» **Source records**
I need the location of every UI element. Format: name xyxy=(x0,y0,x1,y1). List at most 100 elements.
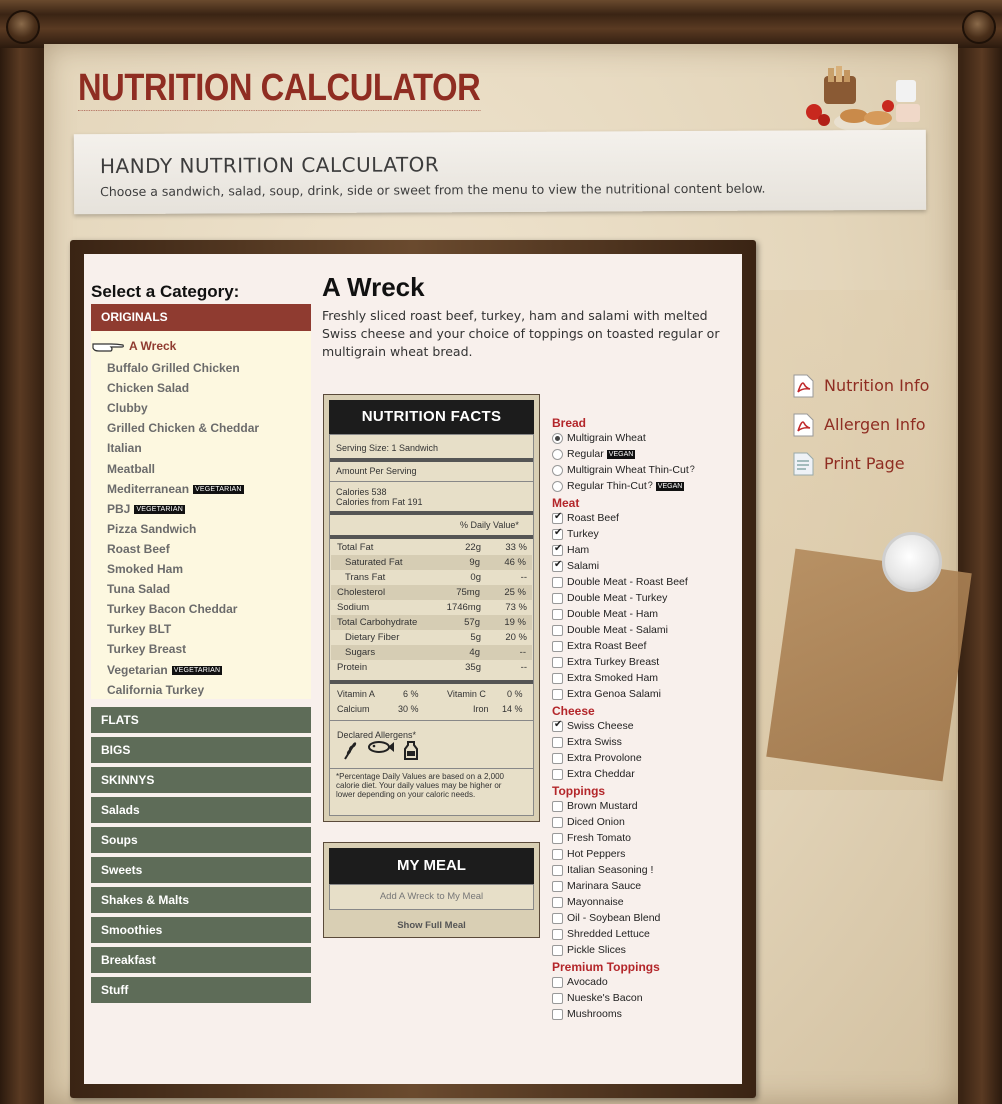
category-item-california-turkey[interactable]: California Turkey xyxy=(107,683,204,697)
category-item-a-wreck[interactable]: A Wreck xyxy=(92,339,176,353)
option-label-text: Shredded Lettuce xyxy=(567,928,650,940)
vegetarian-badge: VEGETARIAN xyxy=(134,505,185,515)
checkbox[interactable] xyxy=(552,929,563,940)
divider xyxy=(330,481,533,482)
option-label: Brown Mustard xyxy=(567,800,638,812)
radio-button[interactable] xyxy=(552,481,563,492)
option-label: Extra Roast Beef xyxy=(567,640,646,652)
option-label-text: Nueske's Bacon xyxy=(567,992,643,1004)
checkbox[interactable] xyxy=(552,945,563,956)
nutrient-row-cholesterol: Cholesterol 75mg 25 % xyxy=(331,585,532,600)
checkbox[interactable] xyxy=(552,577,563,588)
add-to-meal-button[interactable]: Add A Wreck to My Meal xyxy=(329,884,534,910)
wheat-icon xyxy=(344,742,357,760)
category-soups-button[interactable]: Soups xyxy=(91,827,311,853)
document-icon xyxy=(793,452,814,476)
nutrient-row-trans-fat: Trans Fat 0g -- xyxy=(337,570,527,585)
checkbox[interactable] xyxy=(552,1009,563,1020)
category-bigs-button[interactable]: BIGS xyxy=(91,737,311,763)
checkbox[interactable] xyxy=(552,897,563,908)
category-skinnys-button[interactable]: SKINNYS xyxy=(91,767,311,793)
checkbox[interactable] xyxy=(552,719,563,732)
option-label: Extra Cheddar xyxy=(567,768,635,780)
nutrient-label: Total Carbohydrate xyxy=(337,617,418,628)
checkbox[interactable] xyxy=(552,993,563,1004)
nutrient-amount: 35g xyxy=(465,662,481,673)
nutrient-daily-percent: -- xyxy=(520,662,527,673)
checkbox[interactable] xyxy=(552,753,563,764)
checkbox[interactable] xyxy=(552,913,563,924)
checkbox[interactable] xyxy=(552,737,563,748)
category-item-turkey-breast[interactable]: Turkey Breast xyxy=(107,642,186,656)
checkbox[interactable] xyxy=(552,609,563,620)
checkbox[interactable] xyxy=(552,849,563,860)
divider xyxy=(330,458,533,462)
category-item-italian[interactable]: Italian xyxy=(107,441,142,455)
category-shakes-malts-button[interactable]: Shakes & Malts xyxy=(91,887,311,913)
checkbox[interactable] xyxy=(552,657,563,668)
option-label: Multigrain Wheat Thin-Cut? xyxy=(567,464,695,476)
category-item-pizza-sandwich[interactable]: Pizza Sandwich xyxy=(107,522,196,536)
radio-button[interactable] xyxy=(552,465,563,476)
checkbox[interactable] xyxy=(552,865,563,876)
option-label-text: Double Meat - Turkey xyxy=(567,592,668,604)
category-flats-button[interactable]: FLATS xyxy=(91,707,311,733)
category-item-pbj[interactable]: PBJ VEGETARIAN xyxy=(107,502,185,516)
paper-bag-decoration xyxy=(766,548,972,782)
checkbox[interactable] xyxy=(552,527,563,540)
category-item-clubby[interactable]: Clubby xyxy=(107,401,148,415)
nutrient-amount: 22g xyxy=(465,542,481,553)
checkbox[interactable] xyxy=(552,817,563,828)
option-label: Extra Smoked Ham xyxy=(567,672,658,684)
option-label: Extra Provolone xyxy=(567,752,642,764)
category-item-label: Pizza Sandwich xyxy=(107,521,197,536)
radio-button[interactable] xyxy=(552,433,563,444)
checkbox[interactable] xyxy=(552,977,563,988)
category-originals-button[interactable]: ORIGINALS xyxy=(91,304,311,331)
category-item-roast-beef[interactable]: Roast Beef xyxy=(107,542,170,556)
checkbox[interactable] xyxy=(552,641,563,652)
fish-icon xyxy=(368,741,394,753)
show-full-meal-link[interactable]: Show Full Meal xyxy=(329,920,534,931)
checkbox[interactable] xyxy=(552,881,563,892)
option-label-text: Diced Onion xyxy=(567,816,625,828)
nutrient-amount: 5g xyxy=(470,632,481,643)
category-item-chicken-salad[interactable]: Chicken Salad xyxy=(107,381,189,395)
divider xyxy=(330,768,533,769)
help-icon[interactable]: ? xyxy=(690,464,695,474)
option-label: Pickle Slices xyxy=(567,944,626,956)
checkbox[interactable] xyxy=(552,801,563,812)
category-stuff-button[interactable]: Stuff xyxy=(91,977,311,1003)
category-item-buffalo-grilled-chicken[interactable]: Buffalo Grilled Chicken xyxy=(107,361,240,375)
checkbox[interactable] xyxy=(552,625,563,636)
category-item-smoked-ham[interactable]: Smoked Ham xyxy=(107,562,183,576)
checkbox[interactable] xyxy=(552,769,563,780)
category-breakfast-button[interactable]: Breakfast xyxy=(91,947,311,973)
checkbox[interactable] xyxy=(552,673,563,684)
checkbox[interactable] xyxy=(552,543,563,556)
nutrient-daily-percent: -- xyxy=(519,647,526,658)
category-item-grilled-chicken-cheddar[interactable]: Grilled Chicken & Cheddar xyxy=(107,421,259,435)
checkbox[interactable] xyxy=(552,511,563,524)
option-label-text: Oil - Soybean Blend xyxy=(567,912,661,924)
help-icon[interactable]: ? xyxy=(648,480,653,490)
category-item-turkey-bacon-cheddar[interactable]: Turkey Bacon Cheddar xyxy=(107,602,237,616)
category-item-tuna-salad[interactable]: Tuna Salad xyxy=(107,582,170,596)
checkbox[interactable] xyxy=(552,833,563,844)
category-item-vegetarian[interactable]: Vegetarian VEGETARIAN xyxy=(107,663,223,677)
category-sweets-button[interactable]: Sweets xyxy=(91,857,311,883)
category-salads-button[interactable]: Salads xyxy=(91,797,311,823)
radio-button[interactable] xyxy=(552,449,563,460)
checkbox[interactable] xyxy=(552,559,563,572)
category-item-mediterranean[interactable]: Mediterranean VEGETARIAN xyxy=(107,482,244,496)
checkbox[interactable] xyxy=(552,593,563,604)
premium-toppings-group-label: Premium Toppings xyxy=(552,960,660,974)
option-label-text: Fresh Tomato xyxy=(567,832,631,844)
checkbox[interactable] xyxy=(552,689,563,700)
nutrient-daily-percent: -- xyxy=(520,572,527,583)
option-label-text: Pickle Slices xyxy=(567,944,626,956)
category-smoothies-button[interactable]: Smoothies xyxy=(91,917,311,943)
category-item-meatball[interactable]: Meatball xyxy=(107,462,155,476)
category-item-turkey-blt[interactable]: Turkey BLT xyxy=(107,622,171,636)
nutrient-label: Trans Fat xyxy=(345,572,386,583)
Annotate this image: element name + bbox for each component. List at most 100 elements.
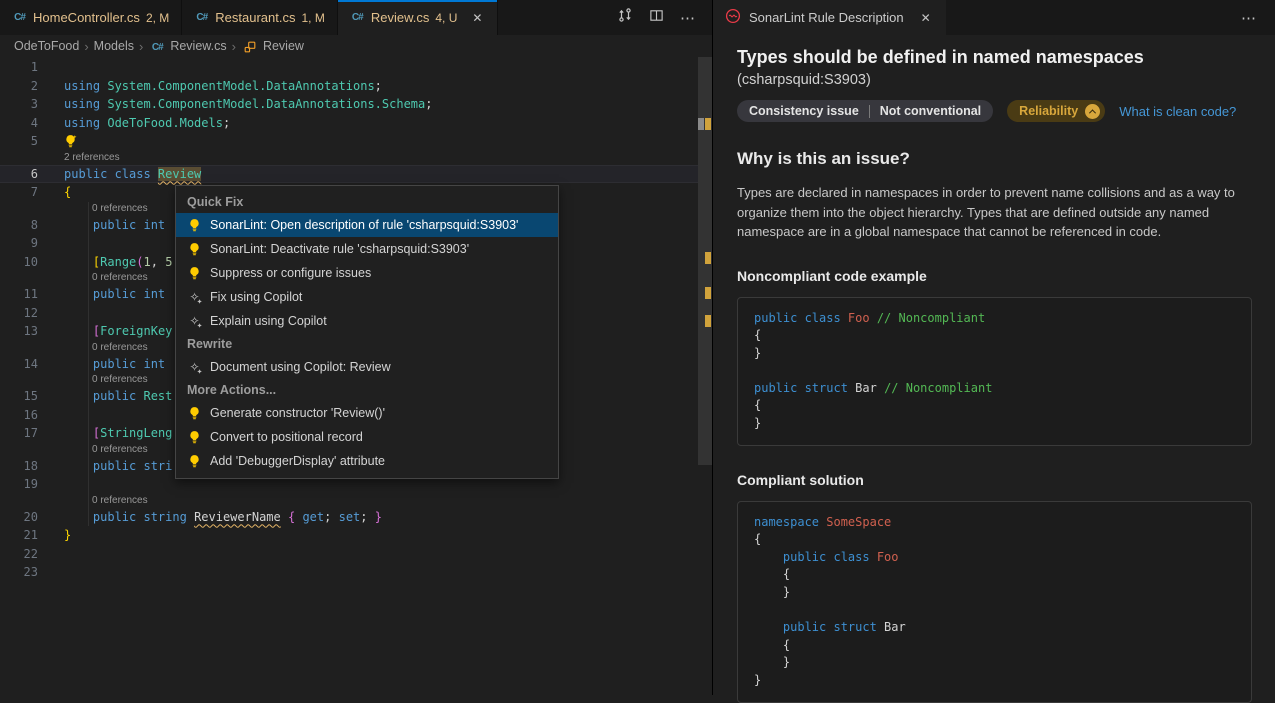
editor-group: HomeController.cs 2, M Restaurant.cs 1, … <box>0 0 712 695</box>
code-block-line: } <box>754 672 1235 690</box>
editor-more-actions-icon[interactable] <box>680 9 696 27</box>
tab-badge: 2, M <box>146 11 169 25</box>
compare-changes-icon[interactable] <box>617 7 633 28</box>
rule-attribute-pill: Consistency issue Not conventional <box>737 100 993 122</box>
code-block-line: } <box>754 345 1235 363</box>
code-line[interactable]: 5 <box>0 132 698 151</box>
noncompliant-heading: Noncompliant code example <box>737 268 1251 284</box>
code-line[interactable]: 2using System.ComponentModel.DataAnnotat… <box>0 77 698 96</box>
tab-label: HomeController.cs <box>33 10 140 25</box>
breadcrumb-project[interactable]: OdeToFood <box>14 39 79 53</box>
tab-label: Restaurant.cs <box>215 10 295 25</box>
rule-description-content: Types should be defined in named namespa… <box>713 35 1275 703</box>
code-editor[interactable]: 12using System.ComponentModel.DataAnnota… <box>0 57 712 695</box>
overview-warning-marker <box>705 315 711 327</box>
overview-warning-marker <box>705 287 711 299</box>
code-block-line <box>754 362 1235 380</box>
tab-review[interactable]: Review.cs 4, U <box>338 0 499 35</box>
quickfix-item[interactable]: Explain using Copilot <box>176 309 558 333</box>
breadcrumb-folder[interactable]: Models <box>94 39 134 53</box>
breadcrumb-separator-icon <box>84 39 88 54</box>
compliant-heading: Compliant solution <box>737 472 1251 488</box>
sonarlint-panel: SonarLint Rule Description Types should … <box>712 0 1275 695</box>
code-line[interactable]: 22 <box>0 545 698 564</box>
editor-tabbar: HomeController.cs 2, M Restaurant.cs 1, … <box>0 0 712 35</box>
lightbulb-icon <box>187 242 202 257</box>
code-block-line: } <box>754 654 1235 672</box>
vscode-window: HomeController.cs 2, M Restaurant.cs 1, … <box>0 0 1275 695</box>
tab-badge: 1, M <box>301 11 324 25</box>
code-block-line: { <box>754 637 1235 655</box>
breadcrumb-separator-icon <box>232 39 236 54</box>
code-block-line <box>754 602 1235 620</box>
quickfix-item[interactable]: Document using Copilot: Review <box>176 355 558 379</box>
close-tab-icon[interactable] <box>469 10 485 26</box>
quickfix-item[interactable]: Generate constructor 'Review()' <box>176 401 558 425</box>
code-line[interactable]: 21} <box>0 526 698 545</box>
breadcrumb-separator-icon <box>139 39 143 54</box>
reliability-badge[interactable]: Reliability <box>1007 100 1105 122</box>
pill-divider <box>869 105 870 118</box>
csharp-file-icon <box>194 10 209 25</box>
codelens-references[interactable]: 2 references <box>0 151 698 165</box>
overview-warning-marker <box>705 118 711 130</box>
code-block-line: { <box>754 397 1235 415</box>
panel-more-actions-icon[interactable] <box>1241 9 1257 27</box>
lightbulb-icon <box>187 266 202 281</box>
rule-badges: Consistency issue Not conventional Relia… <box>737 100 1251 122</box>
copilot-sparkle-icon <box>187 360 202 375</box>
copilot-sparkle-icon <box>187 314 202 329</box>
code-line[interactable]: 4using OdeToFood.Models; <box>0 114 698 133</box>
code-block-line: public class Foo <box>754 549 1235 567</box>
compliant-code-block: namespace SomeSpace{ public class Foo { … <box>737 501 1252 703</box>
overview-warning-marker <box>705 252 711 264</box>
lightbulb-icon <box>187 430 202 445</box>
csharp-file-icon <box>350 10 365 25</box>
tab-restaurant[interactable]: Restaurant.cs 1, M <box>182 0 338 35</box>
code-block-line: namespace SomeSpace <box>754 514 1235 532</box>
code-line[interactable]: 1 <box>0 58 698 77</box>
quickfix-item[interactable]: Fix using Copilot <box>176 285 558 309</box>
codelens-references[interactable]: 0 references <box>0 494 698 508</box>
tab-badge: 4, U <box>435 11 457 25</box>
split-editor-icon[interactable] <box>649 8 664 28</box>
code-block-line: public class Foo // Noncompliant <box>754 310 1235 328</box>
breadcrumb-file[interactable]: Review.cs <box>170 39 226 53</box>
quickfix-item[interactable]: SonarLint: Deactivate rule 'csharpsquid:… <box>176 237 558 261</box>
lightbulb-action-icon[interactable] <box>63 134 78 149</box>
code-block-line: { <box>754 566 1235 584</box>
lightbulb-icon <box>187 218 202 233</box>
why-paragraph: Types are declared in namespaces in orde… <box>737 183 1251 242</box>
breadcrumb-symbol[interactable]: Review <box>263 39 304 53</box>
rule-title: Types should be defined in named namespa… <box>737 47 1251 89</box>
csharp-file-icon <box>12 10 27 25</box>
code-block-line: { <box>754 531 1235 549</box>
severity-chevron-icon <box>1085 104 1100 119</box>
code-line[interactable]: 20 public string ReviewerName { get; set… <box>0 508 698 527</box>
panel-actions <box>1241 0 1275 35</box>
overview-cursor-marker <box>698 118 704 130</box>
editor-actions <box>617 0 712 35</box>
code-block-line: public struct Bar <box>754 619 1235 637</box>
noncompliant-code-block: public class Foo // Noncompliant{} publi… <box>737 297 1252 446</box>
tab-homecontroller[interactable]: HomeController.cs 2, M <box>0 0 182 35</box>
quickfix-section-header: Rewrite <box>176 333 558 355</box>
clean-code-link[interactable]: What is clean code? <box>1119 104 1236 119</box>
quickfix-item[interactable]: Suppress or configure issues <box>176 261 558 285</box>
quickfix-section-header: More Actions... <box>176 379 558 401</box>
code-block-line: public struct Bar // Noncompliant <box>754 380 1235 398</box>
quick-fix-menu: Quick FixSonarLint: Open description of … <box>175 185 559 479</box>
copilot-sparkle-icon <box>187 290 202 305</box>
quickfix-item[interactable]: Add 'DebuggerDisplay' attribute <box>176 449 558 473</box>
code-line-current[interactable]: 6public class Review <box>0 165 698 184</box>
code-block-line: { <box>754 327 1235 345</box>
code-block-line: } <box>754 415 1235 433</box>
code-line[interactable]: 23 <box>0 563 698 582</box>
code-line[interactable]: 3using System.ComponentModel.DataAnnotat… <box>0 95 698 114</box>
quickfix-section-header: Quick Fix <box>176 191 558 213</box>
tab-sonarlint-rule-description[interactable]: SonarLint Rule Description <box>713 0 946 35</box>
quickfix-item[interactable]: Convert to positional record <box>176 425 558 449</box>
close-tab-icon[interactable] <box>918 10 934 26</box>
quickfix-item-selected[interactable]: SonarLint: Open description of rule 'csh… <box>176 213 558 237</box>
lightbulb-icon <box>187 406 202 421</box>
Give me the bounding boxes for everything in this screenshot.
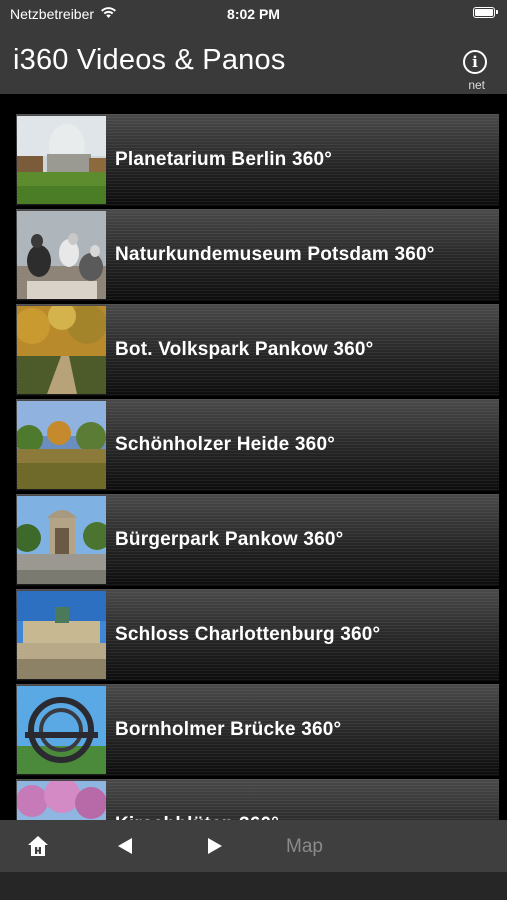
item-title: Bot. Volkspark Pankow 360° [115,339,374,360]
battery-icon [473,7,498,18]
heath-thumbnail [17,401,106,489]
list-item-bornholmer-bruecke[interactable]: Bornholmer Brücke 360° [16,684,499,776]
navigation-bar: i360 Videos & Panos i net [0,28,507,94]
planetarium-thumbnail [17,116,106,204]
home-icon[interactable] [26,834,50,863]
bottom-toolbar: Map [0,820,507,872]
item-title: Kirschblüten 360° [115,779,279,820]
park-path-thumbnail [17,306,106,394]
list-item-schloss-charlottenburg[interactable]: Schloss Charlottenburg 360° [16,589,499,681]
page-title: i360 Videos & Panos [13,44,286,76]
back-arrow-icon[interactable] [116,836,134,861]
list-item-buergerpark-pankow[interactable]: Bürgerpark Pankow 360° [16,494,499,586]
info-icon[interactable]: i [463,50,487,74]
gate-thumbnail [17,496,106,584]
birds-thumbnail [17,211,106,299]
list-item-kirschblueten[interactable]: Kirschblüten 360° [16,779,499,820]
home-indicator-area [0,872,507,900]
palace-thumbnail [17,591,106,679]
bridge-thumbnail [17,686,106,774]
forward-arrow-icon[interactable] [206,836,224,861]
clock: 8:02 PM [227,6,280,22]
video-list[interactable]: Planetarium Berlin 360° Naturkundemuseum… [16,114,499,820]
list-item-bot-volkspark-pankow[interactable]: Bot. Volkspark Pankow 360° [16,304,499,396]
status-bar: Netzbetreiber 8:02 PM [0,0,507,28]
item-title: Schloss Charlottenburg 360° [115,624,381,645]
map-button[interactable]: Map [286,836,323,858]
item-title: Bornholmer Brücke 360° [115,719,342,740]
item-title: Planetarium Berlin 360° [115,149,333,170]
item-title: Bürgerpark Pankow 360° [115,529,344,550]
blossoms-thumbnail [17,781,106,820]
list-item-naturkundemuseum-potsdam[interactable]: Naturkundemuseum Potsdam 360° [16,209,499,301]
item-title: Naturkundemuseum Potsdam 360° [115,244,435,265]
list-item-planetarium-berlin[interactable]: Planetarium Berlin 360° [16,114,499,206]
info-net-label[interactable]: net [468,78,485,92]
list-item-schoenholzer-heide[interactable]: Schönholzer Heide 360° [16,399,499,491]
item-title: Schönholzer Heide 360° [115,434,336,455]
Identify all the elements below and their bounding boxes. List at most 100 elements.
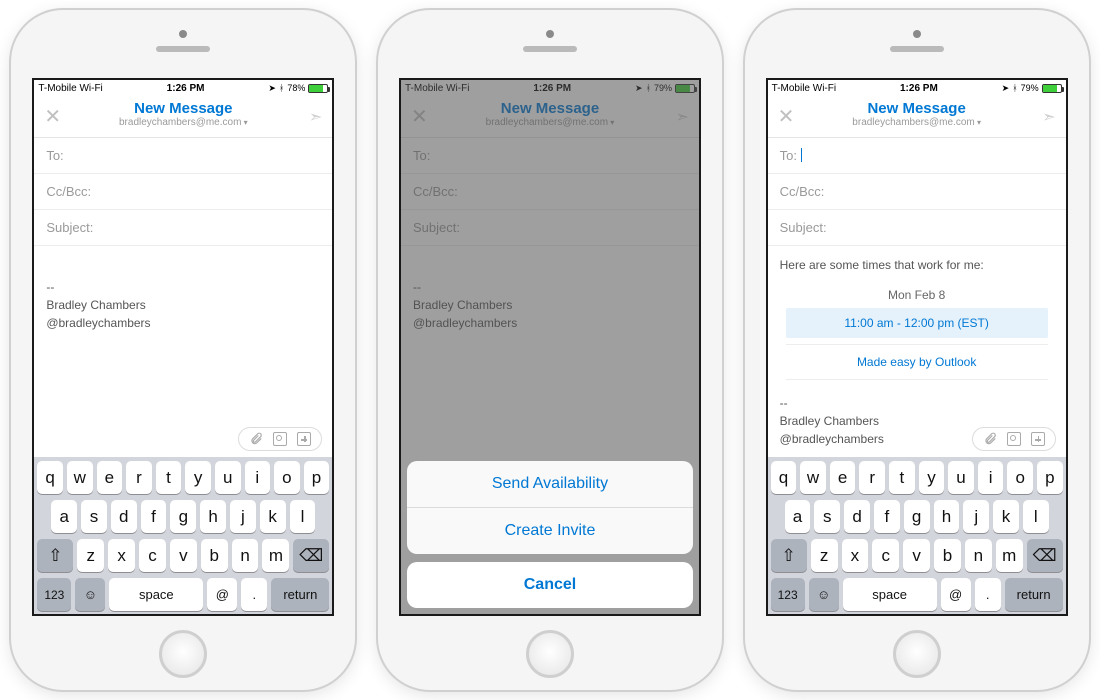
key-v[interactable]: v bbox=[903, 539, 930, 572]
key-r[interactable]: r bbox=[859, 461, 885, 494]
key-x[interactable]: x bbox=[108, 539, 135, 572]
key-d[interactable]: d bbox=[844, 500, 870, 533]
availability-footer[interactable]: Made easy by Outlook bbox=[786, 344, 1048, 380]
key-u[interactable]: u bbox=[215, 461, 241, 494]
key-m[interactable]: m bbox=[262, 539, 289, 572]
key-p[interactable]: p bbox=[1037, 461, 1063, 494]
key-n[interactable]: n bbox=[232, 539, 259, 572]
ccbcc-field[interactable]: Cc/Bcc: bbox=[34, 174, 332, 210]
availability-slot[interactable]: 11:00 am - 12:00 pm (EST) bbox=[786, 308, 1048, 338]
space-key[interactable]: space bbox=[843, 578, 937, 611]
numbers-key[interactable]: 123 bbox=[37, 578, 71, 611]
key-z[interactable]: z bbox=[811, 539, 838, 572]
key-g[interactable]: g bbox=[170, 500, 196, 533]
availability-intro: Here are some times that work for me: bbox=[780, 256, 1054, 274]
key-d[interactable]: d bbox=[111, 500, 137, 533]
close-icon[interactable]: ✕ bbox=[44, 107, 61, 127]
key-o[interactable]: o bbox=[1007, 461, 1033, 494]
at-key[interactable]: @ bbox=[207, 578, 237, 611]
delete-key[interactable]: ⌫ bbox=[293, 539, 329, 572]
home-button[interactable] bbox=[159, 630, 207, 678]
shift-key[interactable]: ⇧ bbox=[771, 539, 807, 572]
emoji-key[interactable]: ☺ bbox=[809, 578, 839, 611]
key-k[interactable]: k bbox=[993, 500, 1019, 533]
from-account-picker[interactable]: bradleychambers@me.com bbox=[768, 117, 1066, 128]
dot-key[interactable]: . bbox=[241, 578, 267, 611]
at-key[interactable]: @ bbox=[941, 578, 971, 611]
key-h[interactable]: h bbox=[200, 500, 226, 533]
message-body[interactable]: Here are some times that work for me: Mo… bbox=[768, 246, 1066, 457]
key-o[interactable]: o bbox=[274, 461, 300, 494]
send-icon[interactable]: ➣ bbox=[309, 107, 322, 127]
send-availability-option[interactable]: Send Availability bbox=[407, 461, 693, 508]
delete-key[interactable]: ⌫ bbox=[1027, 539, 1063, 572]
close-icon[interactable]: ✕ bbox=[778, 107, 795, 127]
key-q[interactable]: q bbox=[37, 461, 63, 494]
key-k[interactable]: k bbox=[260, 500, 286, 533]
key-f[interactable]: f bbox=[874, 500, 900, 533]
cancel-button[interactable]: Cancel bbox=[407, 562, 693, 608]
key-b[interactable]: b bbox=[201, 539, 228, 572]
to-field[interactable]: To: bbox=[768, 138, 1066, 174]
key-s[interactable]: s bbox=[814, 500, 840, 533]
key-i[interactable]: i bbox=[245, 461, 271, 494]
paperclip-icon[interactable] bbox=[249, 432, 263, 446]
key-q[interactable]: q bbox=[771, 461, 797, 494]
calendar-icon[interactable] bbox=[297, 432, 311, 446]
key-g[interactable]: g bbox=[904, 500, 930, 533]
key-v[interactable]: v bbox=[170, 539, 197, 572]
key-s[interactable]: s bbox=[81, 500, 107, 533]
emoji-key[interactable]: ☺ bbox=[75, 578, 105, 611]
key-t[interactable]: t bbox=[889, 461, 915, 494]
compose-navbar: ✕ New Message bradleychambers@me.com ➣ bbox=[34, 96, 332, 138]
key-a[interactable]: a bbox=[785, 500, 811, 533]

» **What you are asked to do**
Express the lines of the source records running from the one containing "item-title: Bot. Volkspark" through the one containing "clock: 8:02 PM [227,6,280,22]" as a JSON list of strings, one string per line, leaving out any blank lines.

» **Response**
[
  "item-title: Bot. Volkspark Pankow 360° [115,339,374,360]",
  "battery-icon [473,7,498,18]",
  "heath-thumbnail [17,401,106,489]",
  "list-item-bornholmer-bruecke[interactable]: Bornholmer Brücke 360° [16,684,499,776]",
  "navigation-bar: i360 Videos & Panos i net [0,28,507,94]",
  "planetarium-thumbnail [17,116,106,204]",
  "home-icon[interactable] [26,834,50,863]",
  "bottom-toolbar: Map [0,820,507,872]",
  "item-title: Kirschblüten 360° [115,779,279,820]",
  "park-path-thumbnail [17,306,106,394]",
  "list-item-schloss-charlottenburg[interactable]: Schloss Charlottenburg 360° [16,589,499,681]",
  "page-title: i360 Videos & Panos [13,44,286,76]",
  "back-arrow-icon[interactable] [116,836,134,861]",
  "list-item-buergerpark-pankow[interactable]: Bürgerpark Pankow 360° [16,494,499,586]",
  "info-icon[interactable]: i [463,50,487,74]",
  "gate-thumbnail [17,496,106,584]",
  "birds-thumbnail [17,211,106,299]",
  "list-item-kirschblueten[interactable]: Kirschblüten 360° [16,779,499,820]",
  "home-indicator-area [0,872,507,900]",
  "palace-thumbnail [17,591,106,679]",
  "bridge-thumbnail [17,686,106,774]",
  "forward-arrow-icon[interactable] [206,836,224,861]",
  "clock: 8:02 PM [227,6,280,22]"
]